(begin)
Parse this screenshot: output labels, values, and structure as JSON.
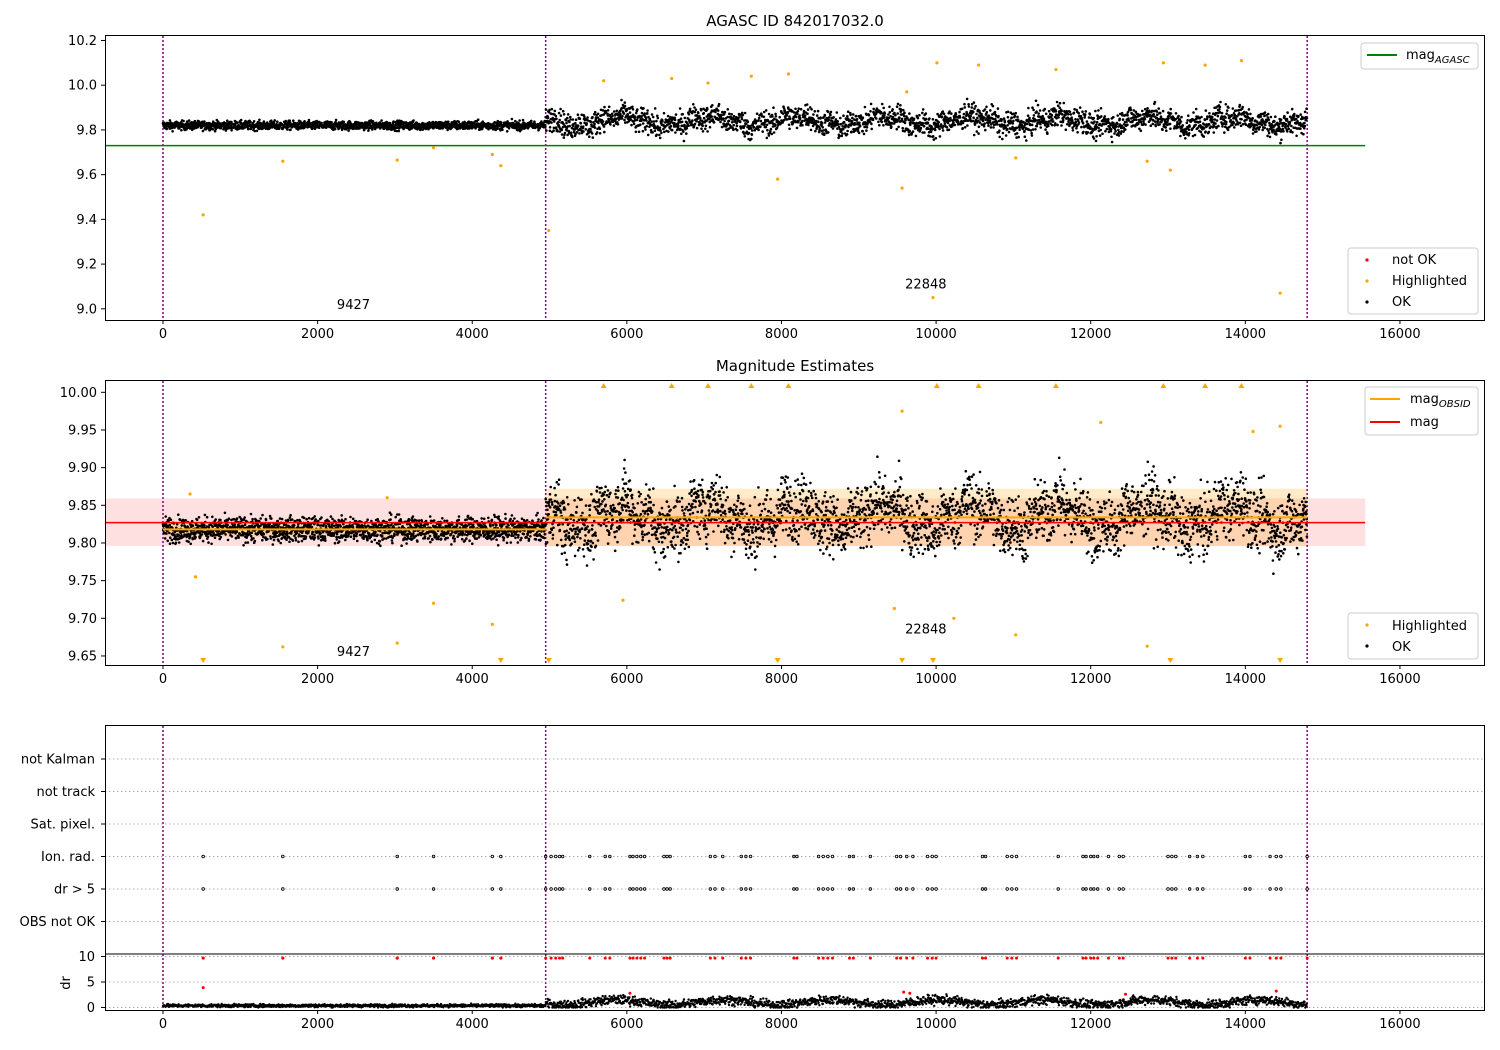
{
  "chart_data": [
    {
      "type": "scatter",
      "title": "AGASC ID 842017032.0",
      "xlim": [
        -750,
        17100
      ],
      "ylim": [
        8.95,
        10.22
      ],
      "xticks": [
        0,
        2000,
        4000,
        6000,
        8000,
        10000,
        12000,
        14000,
        16000
      ],
      "yticks": [
        9.0,
        9.2,
        9.4,
        9.6,
        9.8,
        10.0,
        10.2
      ],
      "ytick_labels": [
        "9.0",
        "9.2",
        "9.4",
        "9.6",
        "9.8",
        "10.0",
        "10.2"
      ],
      "obsid_boundaries": [
        0,
        4950,
        14800
      ],
      "annotations": [
        {
          "text": "9427",
          "x": 2250,
          "y": 9.0
        },
        {
          "text": "22848",
          "x": 9600,
          "y": 9.09
        }
      ],
      "mag_agasc": {
        "value": 9.73,
        "x_range": [
          -750,
          15550
        ],
        "color": "#008000"
      },
      "legend_top": [
        {
          "label": "mag",
          "sub": "AGASC",
          "color": "#008000"
        }
      ],
      "legend_bottom": [
        {
          "label": "not OK",
          "color": "#ff0000"
        },
        {
          "label": "Highlighted",
          "color": "#ffa500"
        },
        {
          "label": "OK",
          "color": "#000000"
        }
      ],
      "series": [
        {
          "name": "OK",
          "segments": [
            {
              "x_range": [
                0,
                4950
              ],
              "center": 9.82,
              "spread": 0.022
            },
            {
              "x_range": [
                4950,
                14800
              ],
              "center": 9.84,
              "spread": 0.06
            }
          ]
        },
        {
          "name": "Highlighted",
          "points": [
            [
              520,
              9.42
            ],
            [
              1550,
              9.66
            ],
            [
              3030,
              9.665
            ],
            [
              3500,
              9.72
            ],
            [
              4260,
              9.69
            ],
            [
              4370,
              9.64
            ],
            [
              4990,
              9.35
            ],
            [
              5700,
              10.02
            ],
            [
              6580,
              10.03
            ],
            [
              7050,
              10.01
            ],
            [
              7610,
              10.04
            ],
            [
              8090,
              10.05
            ],
            [
              7950,
              9.58
            ],
            [
              9560,
              9.54
            ],
            [
              9620,
              9.97
            ],
            [
              10010,
              10.1
            ],
            [
              10550,
              10.09
            ],
            [
              11550,
              10.07
            ],
            [
              12940,
              10.1
            ],
            [
              13480,
              10.09
            ],
            [
              13950,
              10.11
            ],
            [
              14450,
              9.07
            ],
            [
              13030,
              9.62
            ],
            [
              12730,
              9.66
            ],
            [
              11030,
              9.675
            ],
            [
              9960,
              9.05
            ]
          ]
        }
      ]
    },
    {
      "type": "scatter",
      "title": "Magnitude Estimates",
      "xlim": [
        -750,
        17100
      ],
      "ylim": [
        9.638,
        10.015
      ],
      "xticks": [
        0,
        2000,
        4000,
        6000,
        8000,
        10000,
        12000,
        14000,
        16000
      ],
      "yticks": [
        9.65,
        9.7,
        9.75,
        9.8,
        9.85,
        9.9,
        9.95,
        10.0
      ],
      "ytick_labels": [
        "9.65",
        "9.70",
        "9.75",
        "9.80",
        "9.85",
        "9.90",
        "9.95",
        "10.00"
      ],
      "obsid_boundaries": [
        0,
        4950,
        14800
      ],
      "annotations": [
        {
          "text": "9427",
          "x": 2250,
          "y": 9.65
        },
        {
          "text": "22848",
          "x": 9600,
          "y": 9.68
        }
      ],
      "mag": {
        "value": 9.827,
        "band": [
          9.796,
          9.859
        ],
        "x_range": [
          -750,
          15550
        ],
        "color": "#ff0000"
      },
      "mag_obsid": [
        {
          "x_range": [
            0,
            4950
          ],
          "value": 9.818,
          "band": [
            9.808,
            9.828
          ]
        },
        {
          "x_range": [
            4950,
            14800
          ],
          "value": 9.834,
          "band": [
            9.796,
            9.872
          ]
        }
      ],
      "legend_top": [
        {
          "label": "mag",
          "sub": "OBSID",
          "color": "#ffa500"
        },
        {
          "label": "mag",
          "sub": "",
          "color": "#ff0000"
        }
      ],
      "legend_bottom": [
        {
          "label": "Highlighted",
          "color": "#ffa500"
        },
        {
          "label": "OK",
          "color": "#000000"
        }
      ],
      "series": [
        {
          "name": "OK",
          "segments": [
            {
              "x_range": [
                0,
                4950
              ],
              "center": 9.818,
              "spread": 0.018
            },
            {
              "x_range": [
                4950,
                14800
              ],
              "center": 9.835,
              "spread": 0.045
            }
          ]
        },
        {
          "name": "Highlighted",
          "points": [
            [
              420,
              9.755
            ],
            [
              1550,
              9.662
            ],
            [
              3030,
              9.667
            ],
            [
              3500,
              9.72
            ],
            [
              4260,
              9.692
            ],
            [
              9460,
              9.713
            ],
            [
              9560,
              9.975
            ],
            [
              10230,
              9.7
            ],
            [
              11030,
              9.678
            ],
            [
              12730,
              9.663
            ],
            [
              12130,
              9.96
            ],
            [
              14450,
              9.955
            ],
            [
              14100,
              9.948
            ],
            [
              350,
              9.865
            ],
            [
              2900,
              9.86
            ],
            [
              5950,
              9.724
            ]
          ]
        },
        {
          "name": "Highlighted (clipped above)",
          "x": [
            5700,
            6580,
            7050,
            7610,
            8090,
            10010,
            10550,
            11550,
            12940,
            13480,
            13950
          ]
        },
        {
          "name": "Highlighted (clipped below)",
          "x": [
            520,
            4370,
            4990,
            7950,
            9560,
            9960,
            13030,
            14450
          ]
        }
      ]
    },
    {
      "type": "scatter",
      "title": "",
      "xlim": [
        -750,
        17100
      ],
      "xticks": [
        0,
        2000,
        4000,
        6000,
        8000,
        10000,
        12000,
        14000,
        16000
      ],
      "obsid_boundaries": [
        0,
        4950,
        14800
      ],
      "flag_rows": [
        "not Kalman",
        "not track",
        "Sat. pixel.",
        "Ion. rad.",
        "dr > 5",
        "OBS not OK"
      ],
      "flag_points": {
        "Ion. rad.": [
          520,
          1550,
          3030,
          3500,
          4260,
          4370,
          4950,
          5020,
          5080,
          5130,
          5170,
          5520,
          5720,
          5780,
          6040,
          6080,
          6130,
          6180,
          6230,
          6480,
          6520,
          6560,
          7080,
          7140,
          7240,
          7480,
          7540,
          7600,
          8160,
          8200,
          8480,
          8540,
          8600,
          8660,
          8880,
          8930,
          9150,
          9490,
          9540,
          9620,
          9700,
          9890,
          9950,
          10000,
          10600,
          10640,
          10920,
          10980,
          11040,
          11580,
          11900,
          11940,
          12000,
          12040,
          12090,
          12230,
          12370,
          12420,
          13000,
          13050,
          13100,
          13280,
          13380,
          13450,
          14000,
          14060,
          14320,
          14400,
          14460,
          14800
        ],
        "dr > 5": [
          520,
          1550,
          3030,
          3500,
          4260,
          4370,
          4950,
          5020,
          5080,
          5130,
          5170,
          5520,
          5720,
          5780,
          6040,
          6080,
          6130,
          6180,
          6230,
          6480,
          6520,
          6560,
          7080,
          7140,
          7240,
          7480,
          7540,
          7600,
          8160,
          8200,
          8480,
          8540,
          8600,
          8660,
          8880,
          8930,
          9150,
          9490,
          9540,
          9620,
          9700,
          9890,
          9950,
          10000,
          10600,
          10640,
          10920,
          10980,
          11040,
          11580,
          11900,
          11940,
          12000,
          12040,
          12090,
          12230,
          12370,
          12420,
          13000,
          13050,
          13100,
          13280,
          13380,
          13450,
          14000,
          14060,
          14320,
          14400,
          14460,
          14800
        ]
      },
      "dr_ylim": [
        -0.5,
        10.5
      ],
      "dr_yticks": [
        0,
        5,
        10
      ],
      "ylabel": "dr",
      "dr_outliers": [
        [
          520,
          9.7
        ],
        [
          1550,
          9.7
        ],
        [
          3030,
          9.7
        ],
        [
          3500,
          9.7
        ],
        [
          4260,
          9.7
        ],
        [
          4370,
          9.7
        ],
        [
          520,
          3.9
        ],
        [
          6040,
          2.8
        ],
        [
          9580,
          3.0
        ],
        [
          9660,
          2.8
        ],
        [
          12450,
          2.6
        ],
        [
          14400,
          3.2
        ]
      ]
    }
  ]
}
(end)
▶ **CHALLENGE**
Look through the entries and work out how many lines have the word "clipped" in them; reply with that number only.

▶ **CORRECT OUTPUT**
2